# [INSTRUCTION]
Repeat these records word for word, line by line.

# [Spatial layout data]
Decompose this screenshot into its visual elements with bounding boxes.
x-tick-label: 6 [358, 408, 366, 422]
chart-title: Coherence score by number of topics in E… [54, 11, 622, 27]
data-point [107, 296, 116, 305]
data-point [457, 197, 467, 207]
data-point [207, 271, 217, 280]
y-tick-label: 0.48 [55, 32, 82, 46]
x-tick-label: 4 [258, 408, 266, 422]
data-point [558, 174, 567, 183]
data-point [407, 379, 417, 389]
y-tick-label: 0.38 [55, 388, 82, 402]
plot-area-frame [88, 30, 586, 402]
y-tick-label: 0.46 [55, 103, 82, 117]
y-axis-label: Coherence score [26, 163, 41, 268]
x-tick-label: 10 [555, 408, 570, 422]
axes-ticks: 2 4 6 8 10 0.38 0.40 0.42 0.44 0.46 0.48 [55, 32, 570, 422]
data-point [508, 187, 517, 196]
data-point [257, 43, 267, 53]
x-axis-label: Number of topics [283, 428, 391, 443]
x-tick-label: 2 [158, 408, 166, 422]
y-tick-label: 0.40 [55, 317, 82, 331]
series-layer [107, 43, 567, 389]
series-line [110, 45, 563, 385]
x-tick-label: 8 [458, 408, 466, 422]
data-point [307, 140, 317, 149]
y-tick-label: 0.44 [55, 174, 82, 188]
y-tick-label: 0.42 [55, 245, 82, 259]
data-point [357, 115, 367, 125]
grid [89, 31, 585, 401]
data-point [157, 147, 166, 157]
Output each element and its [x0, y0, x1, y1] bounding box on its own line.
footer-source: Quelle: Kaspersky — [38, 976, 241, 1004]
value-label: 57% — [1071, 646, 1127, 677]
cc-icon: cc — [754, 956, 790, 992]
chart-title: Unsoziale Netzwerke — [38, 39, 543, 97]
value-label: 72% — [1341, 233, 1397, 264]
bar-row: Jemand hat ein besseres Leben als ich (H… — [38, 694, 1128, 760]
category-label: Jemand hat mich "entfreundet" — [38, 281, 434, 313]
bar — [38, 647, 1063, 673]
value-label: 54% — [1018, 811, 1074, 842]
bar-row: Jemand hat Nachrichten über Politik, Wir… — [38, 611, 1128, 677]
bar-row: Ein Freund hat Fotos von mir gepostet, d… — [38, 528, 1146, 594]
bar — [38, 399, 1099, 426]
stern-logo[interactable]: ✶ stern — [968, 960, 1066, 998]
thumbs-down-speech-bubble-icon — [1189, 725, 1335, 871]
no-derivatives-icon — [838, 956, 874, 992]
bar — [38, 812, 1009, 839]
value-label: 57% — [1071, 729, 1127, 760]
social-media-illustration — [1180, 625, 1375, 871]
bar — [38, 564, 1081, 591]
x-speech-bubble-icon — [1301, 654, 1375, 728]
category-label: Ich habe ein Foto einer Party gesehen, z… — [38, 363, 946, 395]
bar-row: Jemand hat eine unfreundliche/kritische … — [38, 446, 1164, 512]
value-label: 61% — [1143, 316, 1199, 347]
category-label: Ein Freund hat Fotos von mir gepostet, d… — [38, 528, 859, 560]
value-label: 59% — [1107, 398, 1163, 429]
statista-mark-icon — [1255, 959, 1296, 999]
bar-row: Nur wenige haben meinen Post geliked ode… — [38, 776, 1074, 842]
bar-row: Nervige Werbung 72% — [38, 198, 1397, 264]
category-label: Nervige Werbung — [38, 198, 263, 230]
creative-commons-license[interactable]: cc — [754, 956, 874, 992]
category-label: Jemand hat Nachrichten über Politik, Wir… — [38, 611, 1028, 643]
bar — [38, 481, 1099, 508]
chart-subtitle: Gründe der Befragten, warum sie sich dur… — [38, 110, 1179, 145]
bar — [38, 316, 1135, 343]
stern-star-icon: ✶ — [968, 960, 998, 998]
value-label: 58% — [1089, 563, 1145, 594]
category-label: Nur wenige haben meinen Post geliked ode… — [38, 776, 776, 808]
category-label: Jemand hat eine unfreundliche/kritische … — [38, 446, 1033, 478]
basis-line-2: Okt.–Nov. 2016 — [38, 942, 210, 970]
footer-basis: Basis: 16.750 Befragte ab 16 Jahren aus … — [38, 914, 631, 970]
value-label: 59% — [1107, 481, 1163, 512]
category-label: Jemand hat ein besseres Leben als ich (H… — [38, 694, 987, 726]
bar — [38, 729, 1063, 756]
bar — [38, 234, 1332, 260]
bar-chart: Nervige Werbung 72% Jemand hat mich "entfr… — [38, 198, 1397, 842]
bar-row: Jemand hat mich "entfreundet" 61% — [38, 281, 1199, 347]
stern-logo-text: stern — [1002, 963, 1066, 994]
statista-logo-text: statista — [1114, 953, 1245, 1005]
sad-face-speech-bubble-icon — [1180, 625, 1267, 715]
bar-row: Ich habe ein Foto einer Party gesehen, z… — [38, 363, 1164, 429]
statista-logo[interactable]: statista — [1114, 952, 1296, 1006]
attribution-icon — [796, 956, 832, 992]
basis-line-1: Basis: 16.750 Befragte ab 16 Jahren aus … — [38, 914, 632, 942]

# [RESPONSE FOR THIS EXERCISE]
Decompose this screenshot into its visual elements with bounding boxes.
x-tick-label: 6 [358, 408, 366, 422]
chart-title: Coherence score by number of topics in E… [54, 11, 622, 27]
data-point [107, 296, 116, 305]
data-point [457, 197, 467, 207]
data-point [207, 271, 217, 280]
y-tick-label: 0.48 [55, 32, 82, 46]
x-tick-label: 4 [258, 408, 266, 422]
data-point [558, 174, 567, 183]
data-point [407, 379, 417, 389]
y-tick-label: 0.38 [55, 388, 82, 402]
plot-area-frame [88, 30, 586, 402]
y-tick-label: 0.46 [55, 103, 82, 117]
y-axis-label: Coherence score [26, 163, 41, 268]
x-tick-label: 10 [555, 408, 570, 422]
axes-ticks: 2 4 6 8 10 0.38 0.40 0.42 0.44 0.46 0.48 [55, 32, 570, 422]
data-point [508, 187, 517, 196]
data-point [257, 43, 267, 53]
x-axis-label: Number of topics [283, 428, 391, 443]
x-tick-label: 2 [158, 408, 166, 422]
y-tick-label: 0.40 [55, 317, 82, 331]
series-layer [107, 43, 567, 389]
series-line [110, 45, 563, 385]
x-tick-label: 8 [458, 408, 466, 422]
data-point [307, 140, 317, 149]
y-tick-label: 0.44 [55, 174, 82, 188]
y-tick-label: 0.42 [55, 245, 82, 259]
data-point [357, 115, 367, 125]
grid [89, 31, 585, 401]
data-point [157, 147, 166, 157]
Output each element and its [x0, y0, x1, y1] bounding box on its own line.
footer-source: Quelle: Kaspersky — [38, 976, 241, 1004]
value-label: 57% — [1071, 646, 1127, 677]
cc-icon: cc — [754, 956, 790, 992]
chart-title: Unsoziale Netzwerke — [38, 39, 543, 97]
value-label: 72% — [1341, 233, 1397, 264]
bar-row: Jemand hat ein besseres Leben als ich (H… — [38, 694, 1128, 760]
category-label: Jemand hat mich "entfreundet" — [38, 281, 434, 313]
bar — [38, 647, 1063, 673]
value-label: 54% — [1018, 811, 1074, 842]
bar-row: Jemand hat Nachrichten über Politik, Wir… — [38, 611, 1128, 677]
bar-row: Ein Freund hat Fotos von mir gepostet, d… — [38, 528, 1146, 594]
bar — [38, 399, 1099, 426]
stern-logo[interactable]: ✶ stern — [968, 960, 1066, 998]
thumbs-down-speech-bubble-icon — [1189, 725, 1335, 871]
no-derivatives-icon — [838, 956, 874, 992]
bar — [38, 812, 1009, 839]
value-label: 57% — [1071, 729, 1127, 760]
social-media-illustration — [1180, 625, 1375, 871]
bar — [38, 564, 1081, 591]
x-speech-bubble-icon — [1301, 654, 1375, 728]
category-label: Ich habe ein Foto einer Party gesehen, z… — [38, 363, 946, 395]
bar-row: Jemand hat eine unfreundliche/kritische … — [38, 446, 1164, 512]
value-label: 61% — [1143, 316, 1199, 347]
category-label: Ein Freund hat Fotos von mir gepostet, d… — [38, 528, 859, 560]
value-label: 59% — [1107, 398, 1163, 429]
statista-mark-icon — [1255, 959, 1296, 999]
bar-row: Nur wenige haben meinen Post geliked ode… — [38, 776, 1074, 842]
bar-row: Nervige Werbung 72% — [38, 198, 1397, 264]
category-label: Nervige Werbung — [38, 198, 263, 230]
creative-commons-license[interactable]: cc — [754, 956, 874, 992]
category-label: Jemand hat Nachrichten über Politik, Wir… — [38, 611, 1028, 643]
bar — [38, 481, 1099, 508]
chart-subtitle: Gründe der Befragten, warum sie sich dur… — [38, 110, 1179, 145]
bar — [38, 316, 1135, 343]
stern-star-icon: ✶ — [968, 960, 998, 998]
value-label: 58% — [1089, 563, 1145, 594]
category-label: Nur wenige haben meinen Post geliked ode… — [38, 776, 776, 808]
category-label: Jemand hat eine unfreundliche/kritische … — [38, 446, 1033, 478]
basis-line-2: Okt.–Nov. 2016 — [38, 942, 210, 970]
footer-basis: Basis: 16.750 Befragte ab 16 Jahren aus … — [38, 914, 631, 970]
value-label: 59% — [1107, 481, 1163, 512]
category-label: Jemand hat ein besseres Leben als ich (H… — [38, 694, 987, 726]
bar — [38, 729, 1063, 756]
bar — [38, 234, 1332, 260]
bar-chart: Nervige Werbung 72% Jemand hat mich "entfr… — [38, 198, 1397, 842]
bar-row: Jemand hat mich "entfreundet" 61% — [38, 281, 1199, 347]
stern-logo-text: stern — [1002, 963, 1066, 994]
statista-logo-text: statista — [1114, 953, 1245, 1005]
sad-face-speech-bubble-icon — [1180, 625, 1267, 715]
bar-row: Ich habe ein Foto einer Party gesehen, z… — [38, 363, 1164, 429]
statista-logo[interactable]: statista — [1114, 952, 1296, 1006]
attribution-icon — [796, 956, 832, 992]
basis-line-1: Basis: 16.750 Befragte ab 16 Jahren aus … — [38, 914, 632, 942]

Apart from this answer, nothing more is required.